Start of Dataset rows

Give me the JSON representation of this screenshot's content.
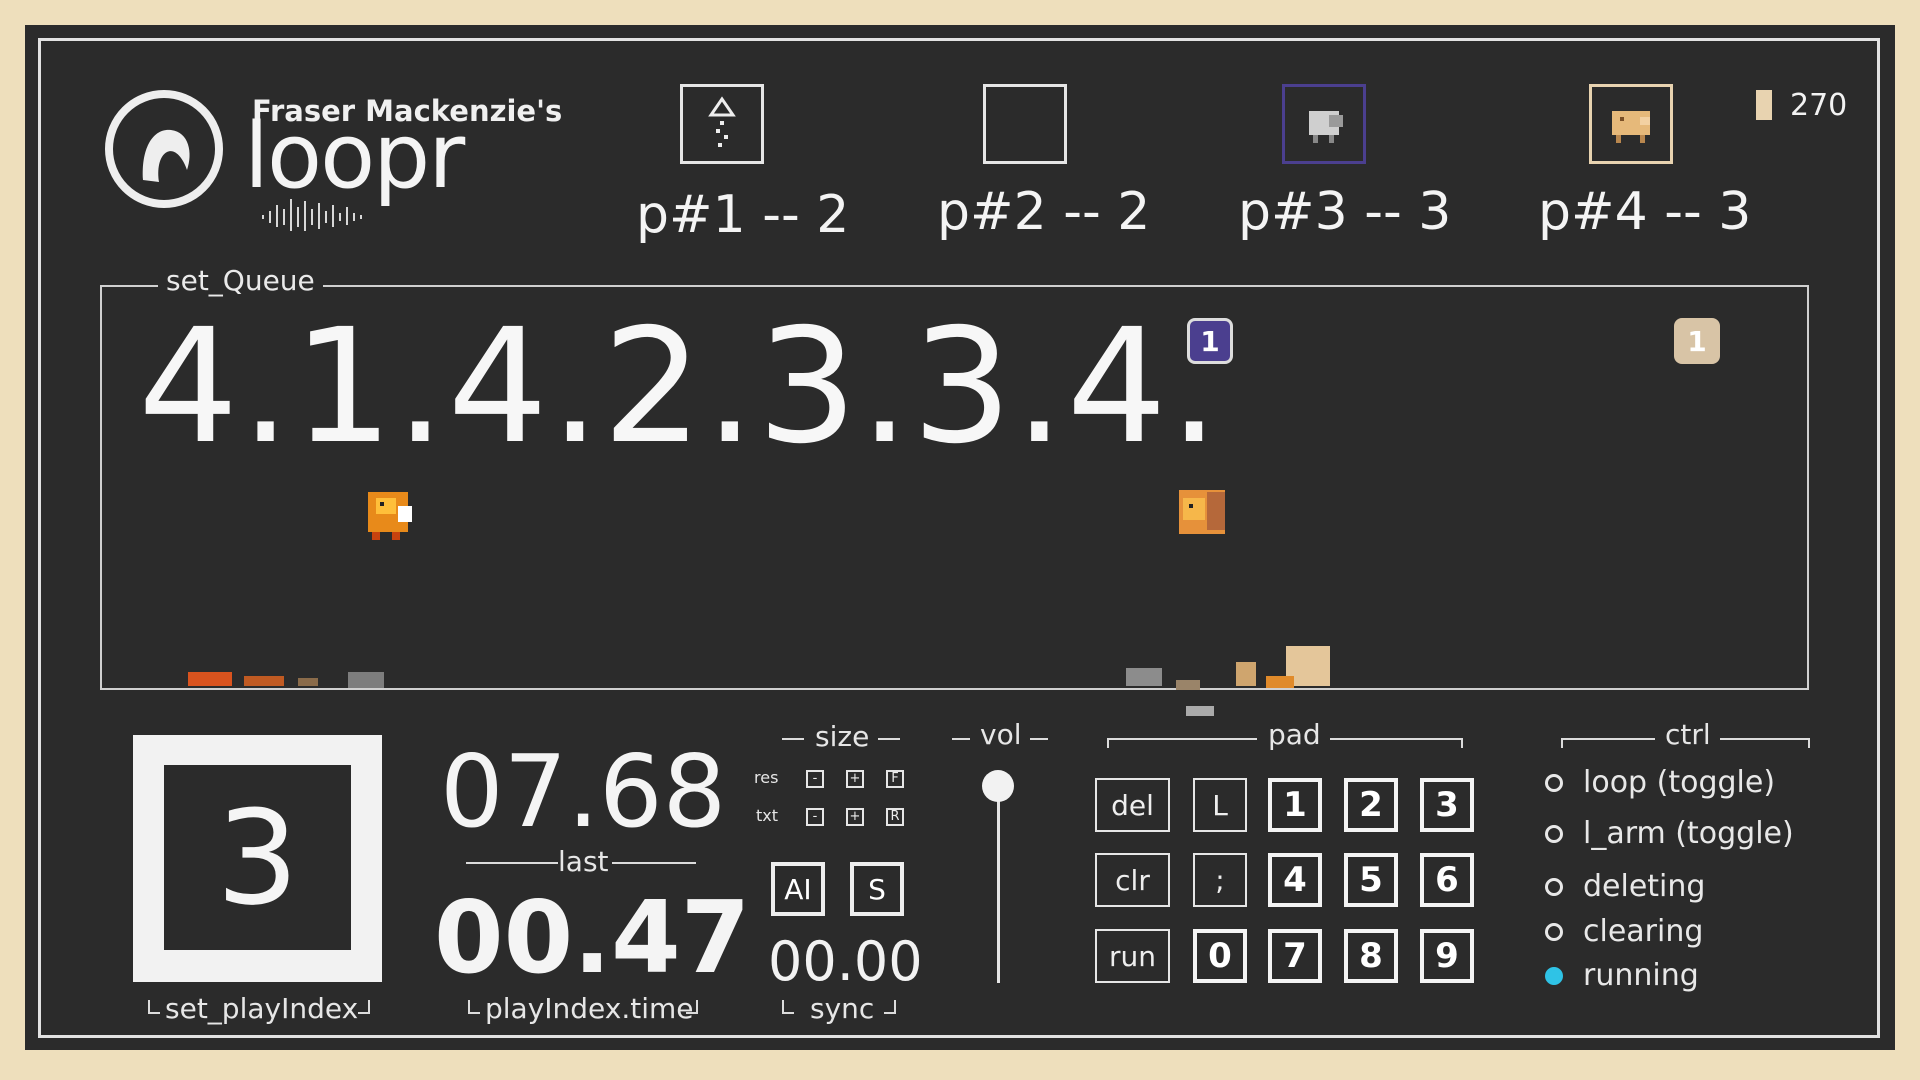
{
  "header": {
    "logo_small": "Fraser Mackenzie's",
    "logo_word": "loopr",
    "counter": "270",
    "players": [
      {
        "label": "p#1 -- 2",
        "icon": "player-1-sprite-icon"
      },
      {
        "label": "p#2 -- 2",
        "icon": "player-2-empty-icon"
      },
      {
        "label": "p#3 -- 3",
        "icon": "player-3-sheep-icon"
      },
      {
        "label": "p#4 -- 3",
        "icon": "player-4-pig-icon"
      }
    ]
  },
  "queue": {
    "label": "set_Queue",
    "sequence": "4.1.4.2.3.3.4.",
    "badge_left": "1",
    "badge_right": "1",
    "colors": {
      "badge_left": "#4b3f8f",
      "badge_right": "#d8c4a6"
    }
  },
  "play_index": {
    "value": "3",
    "label": "set_playIndex"
  },
  "timing": {
    "last_time": "07.68",
    "last_label": "last",
    "play_time": "00.47",
    "play_time_label": "playIndex.time"
  },
  "size": {
    "label": "size",
    "res_label": "res",
    "txt_label": "txt",
    "minus": "-",
    "plus": "+",
    "res_extra": "F",
    "txt_extra": "R"
  },
  "sync": {
    "ai_label": "AI",
    "s_label": "S",
    "value": "00.00",
    "label": "sync"
  },
  "vol": {
    "label": "vol"
  },
  "pad": {
    "label": "pad",
    "side_buttons": [
      "del",
      "clr",
      "run"
    ],
    "mid_buttons": [
      "L",
      ";",
      "0"
    ],
    "number_rows": [
      [
        "1",
        "2",
        "3"
      ],
      [
        "4",
        "5",
        "6"
      ],
      [
        "7",
        "8",
        "9"
      ]
    ]
  },
  "ctrl": {
    "label": "ctrl",
    "items": [
      {
        "label": "loop (toggle)",
        "active": false
      },
      {
        "label": "l_arm (toggle)",
        "active": false
      },
      {
        "label": "deleting",
        "active": false
      },
      {
        "label": "clearing",
        "active": false
      },
      {
        "label": "running",
        "active": true
      }
    ],
    "active_color": "#2fc3e6"
  }
}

End of Dataset rows

» Task to complete: Copy all lines of the listing above that contain the string "toggle".

» Answer for the task:
        "label": "loop (toggle)",
        "label": "l_arm (toggle)",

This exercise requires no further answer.